#### [WHAT THE TASK REQUIRES]
Go through the material and tally the lines containing the string "Brain". Give the total alone.

** START RECORDS FOR THIS TASK **

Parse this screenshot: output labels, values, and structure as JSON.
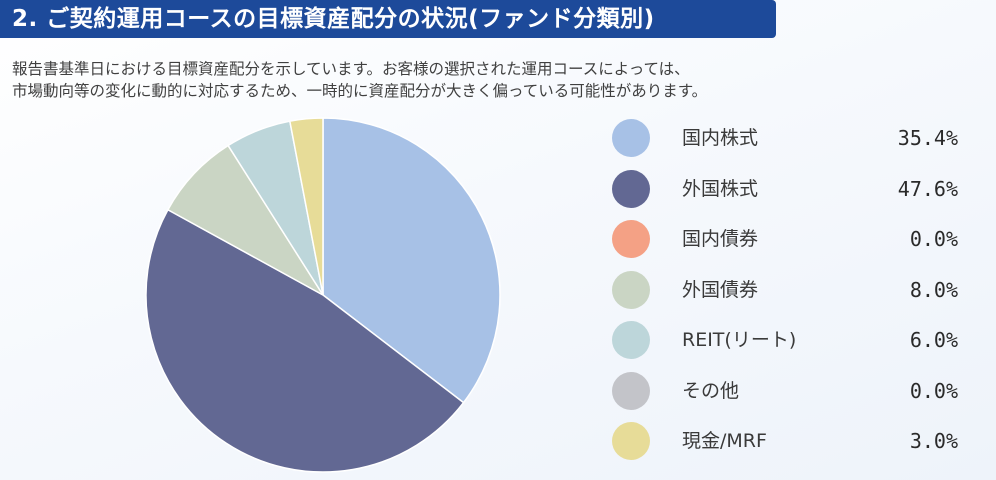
{
  "header": {
    "title": "2. ご契約運用コースの目標資産配分の状況(ファンド分類別)"
  },
  "description": {
    "line1": "報告書基準日における目標資産配分を示しています。お客様の選択された運用コースによっては、",
    "line2": "市場動向等の変化に動的に対応するため、一時的に資産配分が大きく偏っている可能性があります。"
  },
  "chart_data": {
    "type": "pie",
    "title": "",
    "categories": [
      "国内株式",
      "外国株式",
      "国内債券",
      "外国債券",
      "REIT(リート)",
      "その他",
      "現金/MRF"
    ],
    "values": [
      35.4,
      47.6,
      0.0,
      8.0,
      6.0,
      0.0,
      3.0
    ],
    "value_labels": [
      "35.4%",
      "47.6%",
      "0.0%",
      "8.0%",
      "6.0%",
      "0.0%",
      "3.0%"
    ],
    "colors": [
      "#a7c1e6",
      "#626893",
      "#f4a185",
      "#cad5c4",
      "#bdd6da",
      "#c3c4c9",
      "#e7dc98"
    ],
    "legend": "right"
  }
}
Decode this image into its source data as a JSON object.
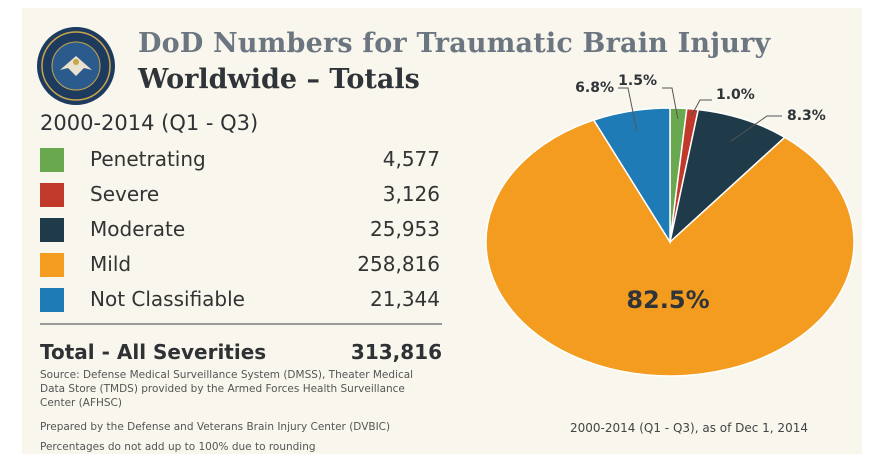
{
  "title_line1": "DoD Numbers for Traumatic Brain Injury",
  "title_line2": "Worldwide – Totals",
  "period": "2000-2014 (Q1 - Q3)",
  "seal_icon": "department-of-defense-seal",
  "chart_data": {
    "type": "pie",
    "categories": [
      "Penetrating",
      "Severe",
      "Moderate",
      "Mild",
      "Not Classifiable"
    ],
    "values": [
      4577,
      3126,
      25953,
      258816,
      21344
    ],
    "value_labels": [
      "4,577",
      "3,126",
      "25,953",
      "258,816",
      "21,344"
    ],
    "percent_labels": [
      "1.5%",
      "1.0%",
      "8.3%",
      "82.5%",
      "6.8%"
    ],
    "colors": [
      "#6aa84f",
      "#c0392b",
      "#1f3a48",
      "#f39c1f",
      "#1f7bb5"
    ],
    "start_angle_deg": 0,
    "direction": "clockwise",
    "total_label": "Total - All Severities",
    "total_value": "313,816",
    "caption": "2000-2014 (Q1 - Q3), as of Dec 1, 2014"
  },
  "source_text": "Source: Defense Medical Surveillance System (DMSS), Theater Medical Data Store (TMDS) provided by the Armed Forces Health Surveillance Center (AFHSC)",
  "prepared_text": "Prepared by the Defense and Veterans Brain Injury Center (DVBIC)",
  "note_text": "Percentages do not add up to 100% due to rounding"
}
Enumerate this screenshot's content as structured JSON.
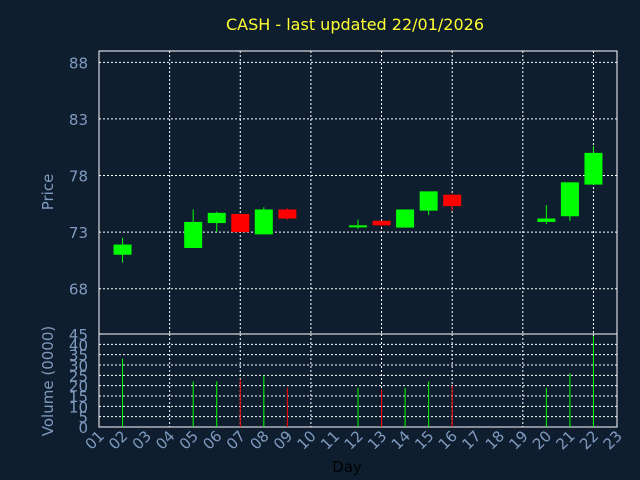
{
  "chart_data": {
    "type": "candlestick",
    "title": "CASH - last updated 22/01/2026",
    "xlabel": "Day",
    "price_ylabel": "Price",
    "volume_ylabel": "Volume (0000)",
    "price_ylim": [
      64,
      89
    ],
    "price_ticks": [
      "88",
      "83",
      "78",
      "73",
      "68"
    ],
    "price_tick_values": [
      88,
      83,
      78,
      73,
      68
    ],
    "volume_ylim": [
      0,
      45
    ],
    "volume_ticks": [
      "45",
      "40",
      "35",
      "30",
      "25",
      "20",
      "15",
      "10",
      "5",
      "0"
    ],
    "volume_tick_values": [
      45,
      40,
      35,
      30,
      25,
      20,
      15,
      10,
      5,
      0
    ],
    "x_ticks": [
      "01",
      "02",
      "03",
      "04",
      "05",
      "06",
      "07",
      "08",
      "09",
      "10",
      "11",
      "12",
      "13",
      "14",
      "15",
      "16",
      "17",
      "18",
      "19",
      "20",
      "21",
      "22",
      "23"
    ],
    "grid": true,
    "colors": {
      "background": "#0f1e2f",
      "title": "#ffff33",
      "axis_text": "#7f9bbf",
      "grid": "#ffffff",
      "up": "#00ff00",
      "down": "#ff0000",
      "plot_border": "#ffffff"
    },
    "candles": [
      {
        "day": 2,
        "open": 71.0,
        "high": 72.5,
        "low": 70.3,
        "close": 71.9,
        "volume": 33
      },
      {
        "day": 5,
        "open": 71.6,
        "high": 75.0,
        "low": 71.6,
        "close": 73.9,
        "volume": 22
      },
      {
        "day": 6,
        "open": 73.8,
        "high": 74.8,
        "low": 73.0,
        "close": 74.7,
        "volume": 22
      },
      {
        "day": 7,
        "open": 74.6,
        "high": 74.6,
        "low": 73.0,
        "close": 73.0,
        "volume": 23
      },
      {
        "day": 8,
        "open": 72.8,
        "high": 75.2,
        "low": 72.8,
        "close": 75.0,
        "volume": 25
      },
      {
        "day": 9,
        "open": 75.0,
        "high": 75.1,
        "low": 74.1,
        "close": 74.2,
        "volume": 19
      },
      {
        "day": 12,
        "open": 73.5,
        "high": 74.1,
        "low": 73.3,
        "close": 73.6,
        "volume": 19
      },
      {
        "day": 13,
        "open": 74.0,
        "high": 74.0,
        "low": 73.5,
        "close": 73.6,
        "volume": 18
      },
      {
        "day": 14,
        "open": 73.4,
        "high": 75.0,
        "low": 73.4,
        "close": 75.0,
        "volume": 19
      },
      {
        "day": 15,
        "open": 74.9,
        "high": 76.6,
        "low": 74.5,
        "close": 76.6,
        "volume": 22
      },
      {
        "day": 16,
        "open": 76.3,
        "high": 76.4,
        "low": 74.9,
        "close": 75.3,
        "volume": 20
      },
      {
        "day": 20,
        "open": 73.9,
        "high": 75.4,
        "low": 73.7,
        "close": 74.2,
        "volume": 19
      },
      {
        "day": 21,
        "open": 74.4,
        "high": 77.4,
        "low": 74.0,
        "close": 77.4,
        "volume": 26
      },
      {
        "day": 22,
        "open": 77.2,
        "high": 80.6,
        "low": 77.2,
        "close": 80.0,
        "volume": 44
      }
    ]
  }
}
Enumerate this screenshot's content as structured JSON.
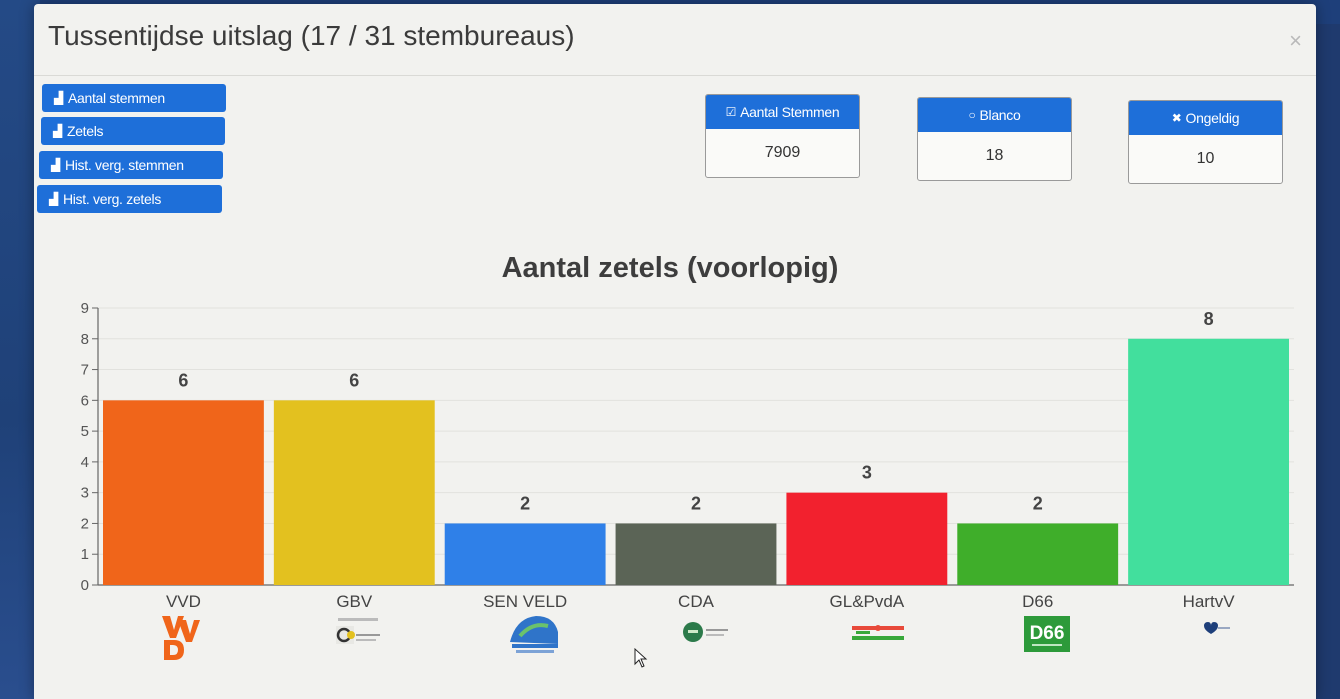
{
  "modal": {
    "title": "Tussentijdse uitslag (17 / 31 stembureaus)",
    "close_label": "×"
  },
  "side_buttons": [
    {
      "label": "Aantal stemmen",
      "icon": "bar-chart-icon"
    },
    {
      "label": "Zetels",
      "icon": "bar-chart-icon"
    },
    {
      "label": "Hist. verg. stemmen",
      "icon": "bar-chart-icon"
    },
    {
      "label": "Hist. verg. zetels",
      "icon": "bar-chart-icon"
    }
  ],
  "stats": [
    {
      "label": "Aantal Stemmen",
      "icon": "check-square-icon",
      "glyph": "☑",
      "value": "7909"
    },
    {
      "label": "Blanco",
      "icon": "circle-icon",
      "glyph": "○",
      "value": "18"
    },
    {
      "label": "Ongeldig",
      "icon": "x-icon",
      "glyph": "✖",
      "value": "10"
    }
  ],
  "colors": {
    "primary_button": "#1e6fd9",
    "VVD": "#f0651a",
    "GBV": "#e3c11f",
    "SEN VELD": "#2f80e8",
    "CDA": "#5b6456",
    "GL&PvdA": "#f2212e",
    "D66": "#3fae2a",
    "HartvV": "#42df9d"
  },
  "chart_data": {
    "type": "bar",
    "title": "Aantal zetels (voorlopig)",
    "categories": [
      "VVD",
      "GBV",
      "SEN VELD",
      "CDA",
      "GL&PvdA",
      "D66",
      "HartvV"
    ],
    "values": [
      6,
      6,
      2,
      2,
      3,
      2,
      8
    ],
    "data_labels": [
      "6",
      "6",
      "2",
      "2",
      "3",
      "2",
      "8"
    ],
    "yticks": [
      "0",
      "1",
      "2",
      "3",
      "4",
      "5",
      "6",
      "7",
      "8",
      "9"
    ],
    "ylim": [
      0,
      9
    ],
    "xlabel": "",
    "ylabel": "",
    "grid": true,
    "bar_colors": [
      "#f0651a",
      "#e3c11f",
      "#2f80e8",
      "#5b6456",
      "#f2212e",
      "#3fae2a",
      "#42df9d"
    ]
  },
  "logos": [
    {
      "party": "VVD",
      "icon": "vvd-logo-icon"
    },
    {
      "party": "GBV",
      "icon": "gbv-logo-icon"
    },
    {
      "party": "SEN VELD",
      "icon": "sen-veld-logo-icon"
    },
    {
      "party": "CDA",
      "icon": "cda-logo-icon"
    },
    {
      "party": "GL&PvdA",
      "icon": "gl-pvda-logo-icon"
    },
    {
      "party": "D66",
      "icon": "d66-logo-icon",
      "text": "D66"
    },
    {
      "party": "HartvV",
      "icon": "hartvv-logo-icon"
    }
  ]
}
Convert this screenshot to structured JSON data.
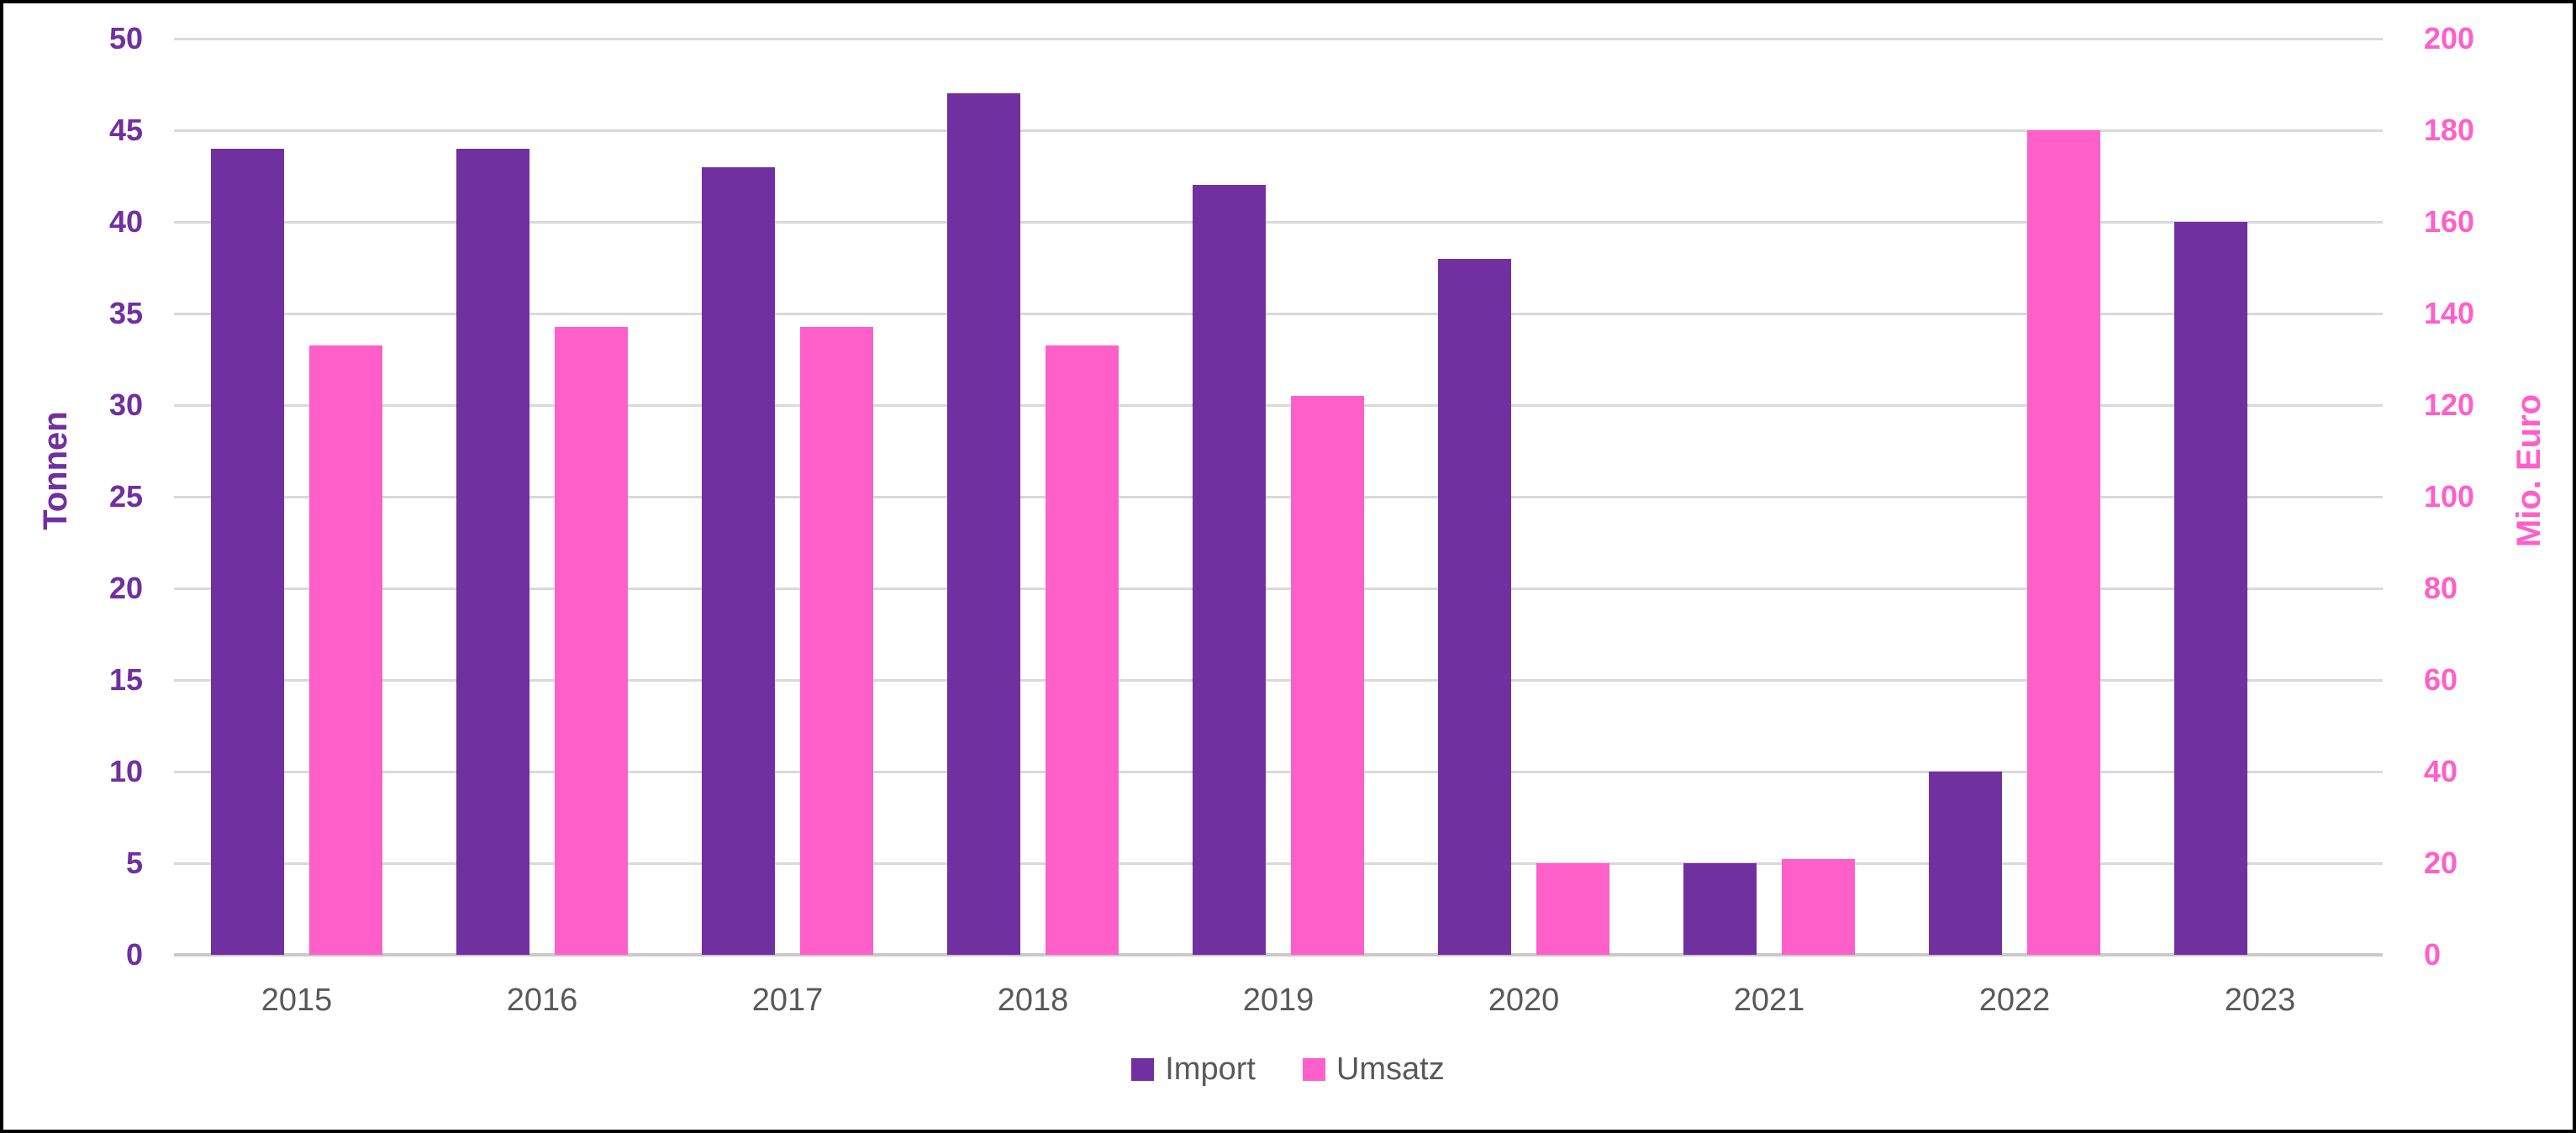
{
  "chart_data": {
    "type": "bar",
    "subtype": "grouped-dual-axis",
    "categories": [
      "2015",
      "2016",
      "2017",
      "2018",
      "2019",
      "2020",
      "2021",
      "2022",
      "2023"
    ],
    "series": [
      {
        "name": "Import",
        "axis": "left",
        "color": "#7030A0",
        "values": [
          44,
          44,
          43,
          47,
          42,
          38,
          5,
          10,
          40
        ]
      },
      {
        "name": "Umsatz",
        "axis": "right",
        "color": "#FF5FC8",
        "values": [
          133,
          137,
          137,
          133,
          122,
          20,
          21,
          180,
          null
        ]
      }
    ],
    "left_axis": {
      "title": "Tonnen",
      "min": 0,
      "max": 50,
      "step": 5,
      "color": "#7030A0"
    },
    "right_axis": {
      "title": "Mio. Euro",
      "min": 0,
      "max": 200,
      "step": 20,
      "color": "#FF5FC8"
    },
    "legend": {
      "position": "bottom",
      "entries": [
        "Import",
        "Umsatz"
      ]
    },
    "grid": true,
    "gridline_color": "#D9D9D9",
    "category_label_color": "#595959",
    "legend_text_color": "#595959"
  }
}
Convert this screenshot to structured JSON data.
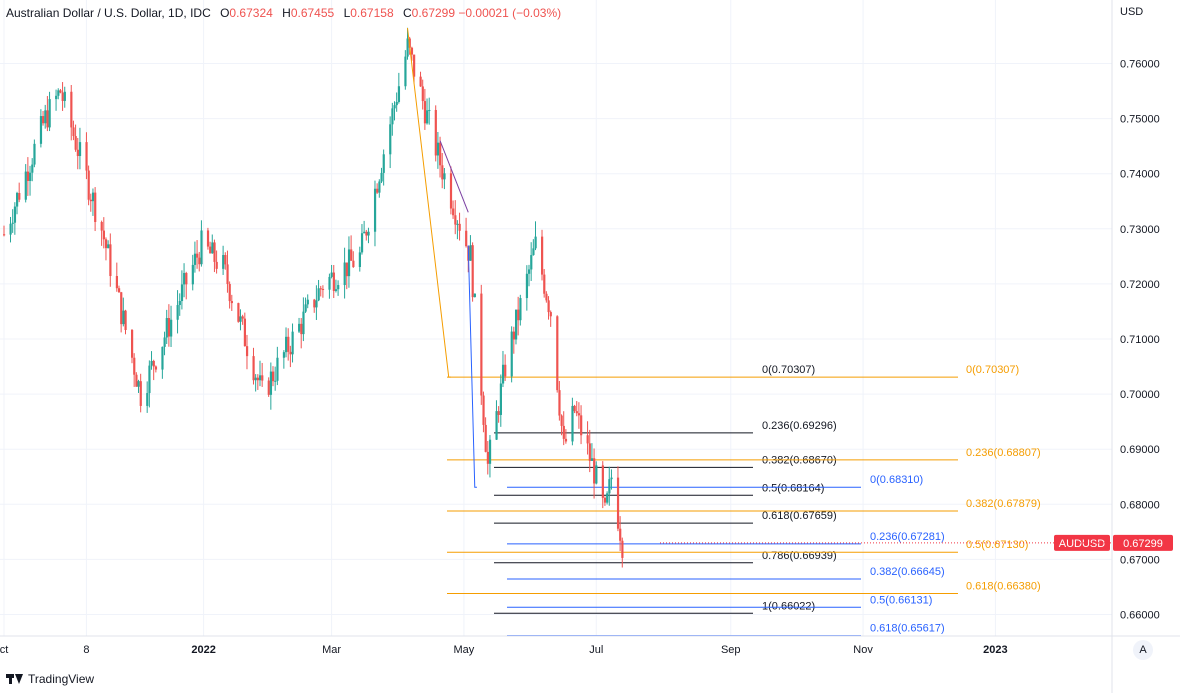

** END RECORDS FOR THIS TASK **

#### [CORRECT RESULT]
2